## What is needed
Each line of the material must be returned exactly.

## Data provided
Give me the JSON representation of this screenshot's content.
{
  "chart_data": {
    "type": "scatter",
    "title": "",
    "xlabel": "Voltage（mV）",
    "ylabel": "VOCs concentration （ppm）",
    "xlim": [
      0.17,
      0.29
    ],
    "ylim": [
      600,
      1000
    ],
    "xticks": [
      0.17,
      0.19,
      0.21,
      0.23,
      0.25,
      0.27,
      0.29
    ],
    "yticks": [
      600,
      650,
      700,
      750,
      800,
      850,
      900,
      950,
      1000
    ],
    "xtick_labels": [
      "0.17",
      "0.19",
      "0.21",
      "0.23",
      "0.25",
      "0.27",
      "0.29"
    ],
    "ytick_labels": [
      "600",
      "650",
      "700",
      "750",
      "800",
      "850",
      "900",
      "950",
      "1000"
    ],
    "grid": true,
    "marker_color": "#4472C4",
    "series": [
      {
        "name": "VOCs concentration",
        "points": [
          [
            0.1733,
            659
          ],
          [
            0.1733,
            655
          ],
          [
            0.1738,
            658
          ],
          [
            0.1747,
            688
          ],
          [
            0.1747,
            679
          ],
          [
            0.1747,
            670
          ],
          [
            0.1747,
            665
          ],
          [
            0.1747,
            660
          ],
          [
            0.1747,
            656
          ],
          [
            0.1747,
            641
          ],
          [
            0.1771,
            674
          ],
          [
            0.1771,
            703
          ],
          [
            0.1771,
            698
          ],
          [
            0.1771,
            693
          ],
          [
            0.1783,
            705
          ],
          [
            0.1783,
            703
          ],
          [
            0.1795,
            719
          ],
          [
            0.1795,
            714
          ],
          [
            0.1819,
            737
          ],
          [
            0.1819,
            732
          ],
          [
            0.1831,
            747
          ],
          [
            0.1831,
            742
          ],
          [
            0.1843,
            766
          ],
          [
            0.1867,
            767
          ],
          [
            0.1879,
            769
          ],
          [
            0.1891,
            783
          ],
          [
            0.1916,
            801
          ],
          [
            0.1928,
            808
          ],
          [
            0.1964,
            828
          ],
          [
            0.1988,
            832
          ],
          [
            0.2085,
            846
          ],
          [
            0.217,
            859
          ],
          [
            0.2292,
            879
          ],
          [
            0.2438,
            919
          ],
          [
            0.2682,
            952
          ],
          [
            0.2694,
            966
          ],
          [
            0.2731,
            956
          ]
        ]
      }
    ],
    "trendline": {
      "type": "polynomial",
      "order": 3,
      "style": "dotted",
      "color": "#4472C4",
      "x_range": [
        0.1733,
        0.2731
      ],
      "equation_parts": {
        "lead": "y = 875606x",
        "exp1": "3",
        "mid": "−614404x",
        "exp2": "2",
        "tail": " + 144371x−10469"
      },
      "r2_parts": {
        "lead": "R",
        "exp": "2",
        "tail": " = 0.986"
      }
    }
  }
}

## Task result
Give me the JSON representation of this screenshot's content.
{
  "chart_data": {
    "type": "scatter",
    "title": "",
    "xlabel": "Voltage（mV）",
    "ylabel": "VOCs concentration （ppm）",
    "xlim": [
      0.17,
      0.29
    ],
    "ylim": [
      600,
      1000
    ],
    "xticks": [
      0.17,
      0.19,
      0.21,
      0.23,
      0.25,
      0.27,
      0.29
    ],
    "yticks": [
      600,
      650,
      700,
      750,
      800,
      850,
      900,
      950,
      1000
    ],
    "xtick_labels": [
      "0.17",
      "0.19",
      "0.21",
      "0.23",
      "0.25",
      "0.27",
      "0.29"
    ],
    "ytick_labels": [
      "600",
      "650",
      "700",
      "750",
      "800",
      "850",
      "900",
      "950",
      "1000"
    ],
    "grid": true,
    "marker_color": "#4472C4",
    "series": [
      {
        "name": "VOCs concentration",
        "points": [
          [
            0.1733,
            659
          ],
          [
            0.1733,
            655
          ],
          [
            0.1738,
            658
          ],
          [
            0.1747,
            688
          ],
          [
            0.1747,
            679
          ],
          [
            0.1747,
            670
          ],
          [
            0.1747,
            665
          ],
          [
            0.1747,
            660
          ],
          [
            0.1747,
            656
          ],
          [
            0.1747,
            641
          ],
          [
            0.1771,
            674
          ],
          [
            0.1771,
            703
          ],
          [
            0.1771,
            698
          ],
          [
            0.1771,
            693
          ],
          [
            0.1783,
            705
          ],
          [
            0.1783,
            703
          ],
          [
            0.1795,
            719
          ],
          [
            0.1795,
            714
          ],
          [
            0.1819,
            737
          ],
          [
            0.1819,
            732
          ],
          [
            0.1831,
            747
          ],
          [
            0.1831,
            742
          ],
          [
            0.1843,
            766
          ],
          [
            0.1867,
            767
          ],
          [
            0.1879,
            769
          ],
          [
            0.1891,
            783
          ],
          [
            0.1916,
            801
          ],
          [
            0.1928,
            808
          ],
          [
            0.1964,
            828
          ],
          [
            0.1988,
            832
          ],
          [
            0.2085,
            846
          ],
          [
            0.217,
            859
          ],
          [
            0.2292,
            879
          ],
          [
            0.2438,
            919
          ],
          [
            0.2682,
            952
          ],
          [
            0.2694,
            966
          ],
          [
            0.2731,
            956
          ]
        ]
      }
    ],
    "trendline": {
      "type": "polynomial",
      "order": 3,
      "style": "dotted",
      "color": "#4472C4",
      "x_range": [
        0.1733,
        0.2731
      ],
      "equation_parts": {
        "lead": "y = 875606x",
        "exp1": "3",
        "mid": "−614404x",
        "exp2": "2",
        "tail": " + 144371x−10469"
      },
      "r2_parts": {
        "lead": "R",
        "exp": "2",
        "tail": " = 0.986"
      }
    }
  }
}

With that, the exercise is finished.